··· DATA LISTING ···

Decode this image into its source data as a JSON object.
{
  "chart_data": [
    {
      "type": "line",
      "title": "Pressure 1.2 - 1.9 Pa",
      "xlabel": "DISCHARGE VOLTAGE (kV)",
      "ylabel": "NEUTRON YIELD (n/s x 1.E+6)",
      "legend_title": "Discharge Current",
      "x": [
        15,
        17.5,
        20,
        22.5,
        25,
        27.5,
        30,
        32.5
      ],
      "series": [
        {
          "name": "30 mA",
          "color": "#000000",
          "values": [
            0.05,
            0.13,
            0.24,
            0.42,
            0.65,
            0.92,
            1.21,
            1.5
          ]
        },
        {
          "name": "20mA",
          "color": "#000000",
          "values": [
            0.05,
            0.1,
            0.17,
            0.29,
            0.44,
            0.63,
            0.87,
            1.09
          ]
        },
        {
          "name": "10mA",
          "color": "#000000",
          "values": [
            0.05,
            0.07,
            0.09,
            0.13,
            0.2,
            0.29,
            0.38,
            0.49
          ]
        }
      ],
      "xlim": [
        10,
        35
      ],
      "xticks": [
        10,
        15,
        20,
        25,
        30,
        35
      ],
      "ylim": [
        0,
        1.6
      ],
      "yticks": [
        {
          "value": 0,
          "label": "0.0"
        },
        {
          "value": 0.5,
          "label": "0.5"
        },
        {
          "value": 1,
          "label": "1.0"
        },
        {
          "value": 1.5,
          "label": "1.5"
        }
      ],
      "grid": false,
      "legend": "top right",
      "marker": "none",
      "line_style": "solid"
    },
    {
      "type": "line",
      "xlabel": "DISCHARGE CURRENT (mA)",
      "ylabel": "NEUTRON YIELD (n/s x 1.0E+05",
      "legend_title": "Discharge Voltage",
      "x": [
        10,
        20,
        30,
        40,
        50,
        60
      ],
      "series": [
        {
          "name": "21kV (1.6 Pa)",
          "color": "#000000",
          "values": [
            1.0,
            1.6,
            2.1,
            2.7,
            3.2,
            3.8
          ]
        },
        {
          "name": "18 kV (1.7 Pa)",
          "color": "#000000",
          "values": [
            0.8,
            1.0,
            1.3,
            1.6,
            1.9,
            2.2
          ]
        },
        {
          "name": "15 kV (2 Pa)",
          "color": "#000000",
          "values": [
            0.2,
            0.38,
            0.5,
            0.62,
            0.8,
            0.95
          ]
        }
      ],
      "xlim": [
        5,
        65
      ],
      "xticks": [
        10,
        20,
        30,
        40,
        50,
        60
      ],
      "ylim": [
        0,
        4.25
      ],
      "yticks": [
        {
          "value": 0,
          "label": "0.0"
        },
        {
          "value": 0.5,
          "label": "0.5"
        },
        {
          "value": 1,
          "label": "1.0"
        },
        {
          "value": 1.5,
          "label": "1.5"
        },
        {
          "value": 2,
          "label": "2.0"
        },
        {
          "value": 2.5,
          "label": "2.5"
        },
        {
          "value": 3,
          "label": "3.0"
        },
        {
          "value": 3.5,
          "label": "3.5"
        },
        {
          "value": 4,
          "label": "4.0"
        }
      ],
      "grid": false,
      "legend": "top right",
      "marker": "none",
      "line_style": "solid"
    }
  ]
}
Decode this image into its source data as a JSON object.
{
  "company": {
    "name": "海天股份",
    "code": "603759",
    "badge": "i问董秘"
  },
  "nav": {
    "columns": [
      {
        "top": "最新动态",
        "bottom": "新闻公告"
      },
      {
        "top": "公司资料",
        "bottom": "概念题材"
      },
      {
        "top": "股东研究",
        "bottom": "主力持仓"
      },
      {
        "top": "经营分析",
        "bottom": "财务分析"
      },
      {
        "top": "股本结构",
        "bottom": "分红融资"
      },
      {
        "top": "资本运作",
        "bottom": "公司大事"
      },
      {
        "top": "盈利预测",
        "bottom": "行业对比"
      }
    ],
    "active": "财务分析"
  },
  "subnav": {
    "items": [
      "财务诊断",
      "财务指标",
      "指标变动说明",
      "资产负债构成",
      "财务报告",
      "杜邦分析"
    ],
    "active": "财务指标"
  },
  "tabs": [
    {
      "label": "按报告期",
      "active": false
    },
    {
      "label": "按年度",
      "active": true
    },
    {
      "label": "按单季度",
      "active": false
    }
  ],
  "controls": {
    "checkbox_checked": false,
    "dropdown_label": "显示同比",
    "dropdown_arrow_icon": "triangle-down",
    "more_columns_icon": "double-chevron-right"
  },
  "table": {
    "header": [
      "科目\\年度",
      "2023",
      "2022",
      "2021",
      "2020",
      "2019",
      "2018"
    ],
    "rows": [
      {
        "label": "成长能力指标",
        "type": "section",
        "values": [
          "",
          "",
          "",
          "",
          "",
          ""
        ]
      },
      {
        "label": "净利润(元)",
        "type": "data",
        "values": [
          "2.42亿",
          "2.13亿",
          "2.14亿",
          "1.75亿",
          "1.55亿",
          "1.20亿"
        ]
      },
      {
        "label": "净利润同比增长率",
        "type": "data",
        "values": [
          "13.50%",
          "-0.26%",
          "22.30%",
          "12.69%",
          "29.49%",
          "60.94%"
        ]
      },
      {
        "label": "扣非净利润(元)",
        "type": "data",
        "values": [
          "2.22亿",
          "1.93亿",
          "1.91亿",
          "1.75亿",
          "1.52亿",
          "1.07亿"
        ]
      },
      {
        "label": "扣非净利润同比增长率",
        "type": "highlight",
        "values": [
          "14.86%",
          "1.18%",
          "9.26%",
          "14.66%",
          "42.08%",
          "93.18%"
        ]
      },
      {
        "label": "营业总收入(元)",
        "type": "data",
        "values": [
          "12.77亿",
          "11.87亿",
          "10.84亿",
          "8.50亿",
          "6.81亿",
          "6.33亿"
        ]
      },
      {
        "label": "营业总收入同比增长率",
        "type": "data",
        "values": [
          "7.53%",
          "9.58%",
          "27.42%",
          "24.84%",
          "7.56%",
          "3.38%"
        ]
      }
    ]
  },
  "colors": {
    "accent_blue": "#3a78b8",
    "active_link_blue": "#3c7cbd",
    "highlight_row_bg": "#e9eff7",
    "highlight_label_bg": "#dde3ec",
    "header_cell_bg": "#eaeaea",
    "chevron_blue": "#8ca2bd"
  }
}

···

WHAT YOU ARE ASKED TO DO: Output all of the data again. Match it exactly.

RESULT OF THE EXERCISE:
Decode this image into its source data as a JSON object.
{
  "chart_data": [
    {
      "type": "line",
      "title": "Pressure 1.2 - 1.9 Pa",
      "xlabel": "DISCHARGE VOLTAGE (kV)",
      "ylabel": "NEUTRON YIELD (n/s x 1.E+6)",
      "legend_title": "Discharge Current",
      "x": [
        15,
        17.5,
        20,
        22.5,
        25,
        27.5,
        30,
        32.5
      ],
      "series": [
        {
          "name": "30 mA",
          "color": "#000000",
          "values": [
            0.05,
            0.13,
            0.24,
            0.42,
            0.65,
            0.92,
            1.21,
            1.5
          ]
        },
        {
          "name": "20mA",
          "color": "#000000",
          "values": [
            0.05,
            0.1,
            0.17,
            0.29,
            0.44,
            0.63,
            0.87,
            1.09
          ]
        },
        {
          "name": "10mA",
          "color": "#000000",
          "values": [
            0.05,
            0.07,
            0.09,
            0.13,
            0.2,
            0.29,
            0.38,
            0.49
          ]
        }
      ],
      "xlim": [
        10,
        35
      ],
      "xticks": [
        10,
        15,
        20,
        25,
        30,
        35
      ],
      "ylim": [
        0,
        1.6
      ],
      "yticks": [
        {
          "value": 0,
          "label": "0.0"
        },
        {
          "value": 0.5,
          "label": "0.5"
        },
        {
          "value": 1,
          "label": "1.0"
        },
        {
          "value": 1.5,
          "label": "1.5"
        }
      ],
      "grid": false,
      "legend": "top right",
      "marker": "none",
      "line_style": "solid"
    },
    {
      "type": "line",
      "xlabel": "DISCHARGE CURRENT (mA)",
      "ylabel": "NEUTRON YIELD (n/s x 1.0E+05",
      "legend_title": "Discharge Voltage",
      "x": [
        10,
        20,
        30,
        40,
        50,
        60
      ],
      "series": [
        {
          "name": "21kV (1.6 Pa)",
          "color": "#000000",
          "values": [
            1.0,
            1.6,
            2.1,
            2.7,
            3.2,
            3.8
          ]
        },
        {
          "name": "18 kV (1.7 Pa)",
          "color": "#000000",
          "values": [
            0.8,
            1.0,
            1.3,
            1.6,
            1.9,
            2.2
          ]
        },
        {
          "name": "15 kV (2 Pa)",
          "color": "#000000",
          "values": [
            0.2,
            0.38,
            0.5,
            0.62,
            0.8,
            0.95
          ]
        }
      ],
      "xlim": [
        5,
        65
      ],
      "xticks": [
        10,
        20,
        30,
        40,
        50,
        60
      ],
      "ylim": [
        0,
        4.25
      ],
      "yticks": [
        {
          "value": 0,
          "label": "0.0"
        },
        {
          "value": 0.5,
          "label": "0.5"
        },
        {
          "value": 1,
          "label": "1.0"
        },
        {
          "value": 1.5,
          "label": "1.5"
        },
        {
          "value": 2,
          "label": "2.0"
        },
        {
          "value": 2.5,
          "label": "2.5"
        },
        {
          "value": 3,
          "label": "3.0"
        },
        {
          "value": 3.5,
          "label": "3.5"
        },
        {
          "value": 4,
          "label": "4.0"
        }
      ],
      "grid": false,
      "legend": "top right",
      "marker": "none",
      "line_style": "solid"
    }
  ]
}
Decode this image into its source data as a JSON object.
{
  "company": {
    "name": "海天股份",
    "code": "603759",
    "badge": "i问董秘"
  },
  "nav": {
    "columns": [
      {
        "top": "最新动态",
        "bottom": "新闻公告"
      },
      {
        "top": "公司资料",
        "bottom": "概念题材"
      },
      {
        "top": "股东研究",
        "bottom": "主力持仓"
      },
      {
        "top": "经营分析",
        "bottom": "财务分析"
      },
      {
        "top": "股本结构",
        "bottom": "分红融资"
      },
      {
        "top": "资本运作",
        "bottom": "公司大事"
      },
      {
        "top": "盈利预测",
        "bottom": "行业对比"
      }
    ],
    "active": "财务分析"
  },
  "subnav": {
    "items": [
      "财务诊断",
      "财务指标",
      "指标变动说明",
      "资产负债构成",
      "财务报告",
      "杜邦分析"
    ],
    "active": "财务指标"
  },
  "tabs": [
    {
      "label": "按报告期",
      "active": false
    },
    {
      "label": "按年度",
      "active": true
    },
    {
      "label": "按单季度",
      "active": false
    }
  ],
  "controls": {
    "checkbox_checked": false,
    "dropdown_label": "显示同比",
    "dropdown_arrow_icon": "triangle-down",
    "more_columns_icon": "double-chevron-right"
  },
  "table": {
    "header": [
      "科目\\年度",
      "2023",
      "2022",
      "2021",
      "2020",
      "2019",
      "2018"
    ],
    "rows": [
      {
        "label": "成长能力指标",
        "type": "section",
        "values": [
          "",
          "",
          "",
          "",
          "",
          ""
        ]
      },
      {
        "label": "净利润(元)",
        "type": "data",
        "values": [
          "2.42亿",
          "2.13亿",
          "2.14亿",
          "1.75亿",
          "1.55亿",
          "1.20亿"
        ]
      },
      {
        "label": "净利润同比增长率",
        "type": "data",
        "values": [
          "13.50%",
          "-0.26%",
          "22.30%",
          "12.69%",
          "29.49%",
          "60.94%"
        ]
      },
      {
        "label": "扣非净利润(元)",
        "type": "data",
        "values": [
          "2.22亿",
          "1.93亿",
          "1.91亿",
          "1.75亿",
          "1.52亿",
          "1.07亿"
        ]
      },
      {
        "label": "扣非净利润同比增长率",
        "type": "highlight",
        "values": [
          "14.86%",
          "1.18%",
          "9.26%",
          "14.66%",
          "42.08%",
          "93.18%"
        ]
      },
      {
        "label": "营业总收入(元)",
        "type": "data",
        "values": [
          "12.77亿",
          "11.87亿",
          "10.84亿",
          "8.50亿",
          "6.81亿",
          "6.33亿"
        ]
      },
      {
        "label": "营业总收入同比增长率",
        "type": "data",
        "values": [
          "7.53%",
          "9.58%",
          "27.42%",
          "24.84%",
          "7.56%",
          "3.38%"
        ]
      }
    ]
  },
  "colors": {
    "accent_blue": "#3a78b8",
    "active_link_blue": "#3c7cbd",
    "highlight_row_bg": "#e9eff7",
    "highlight_label_bg": "#dde3ec",
    "header_cell_bg": "#eaeaea",
    "chevron_blue": "#8ca2bd"
  }
}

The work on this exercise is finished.